- _Records_
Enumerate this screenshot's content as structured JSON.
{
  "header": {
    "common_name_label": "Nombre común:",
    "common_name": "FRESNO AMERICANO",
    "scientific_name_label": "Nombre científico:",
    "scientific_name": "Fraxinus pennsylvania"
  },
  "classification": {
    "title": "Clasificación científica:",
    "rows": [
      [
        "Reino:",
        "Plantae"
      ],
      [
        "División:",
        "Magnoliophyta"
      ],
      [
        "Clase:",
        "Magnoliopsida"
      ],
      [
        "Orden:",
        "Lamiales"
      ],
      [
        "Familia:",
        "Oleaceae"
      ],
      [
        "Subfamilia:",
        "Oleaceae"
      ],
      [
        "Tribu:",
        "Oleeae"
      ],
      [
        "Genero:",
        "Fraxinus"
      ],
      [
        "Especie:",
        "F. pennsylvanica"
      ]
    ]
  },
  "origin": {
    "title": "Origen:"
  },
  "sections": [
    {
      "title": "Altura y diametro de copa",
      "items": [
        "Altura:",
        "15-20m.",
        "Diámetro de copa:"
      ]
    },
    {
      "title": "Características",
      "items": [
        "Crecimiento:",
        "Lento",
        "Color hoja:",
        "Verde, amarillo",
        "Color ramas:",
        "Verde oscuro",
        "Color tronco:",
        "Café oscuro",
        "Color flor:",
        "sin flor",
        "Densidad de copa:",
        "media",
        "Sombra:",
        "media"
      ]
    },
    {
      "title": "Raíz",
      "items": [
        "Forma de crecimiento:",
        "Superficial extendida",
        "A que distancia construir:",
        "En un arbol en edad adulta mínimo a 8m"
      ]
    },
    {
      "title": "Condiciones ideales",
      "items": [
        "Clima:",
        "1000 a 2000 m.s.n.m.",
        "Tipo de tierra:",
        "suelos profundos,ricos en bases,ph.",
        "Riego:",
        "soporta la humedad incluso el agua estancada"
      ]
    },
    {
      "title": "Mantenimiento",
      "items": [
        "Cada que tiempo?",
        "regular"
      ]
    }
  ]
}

- _Task_
Copy all lines of the material above where the string "title" occurs.

- _Answer to the task_
    "title": "Clasificación científica:",
    "title": "Origen:"
      "title": "Altura y diametro de copa",
      "title": "Características",
      "title": "Raíz",
      "title": "Condiciones ideales",
      "title": "Mantenimiento",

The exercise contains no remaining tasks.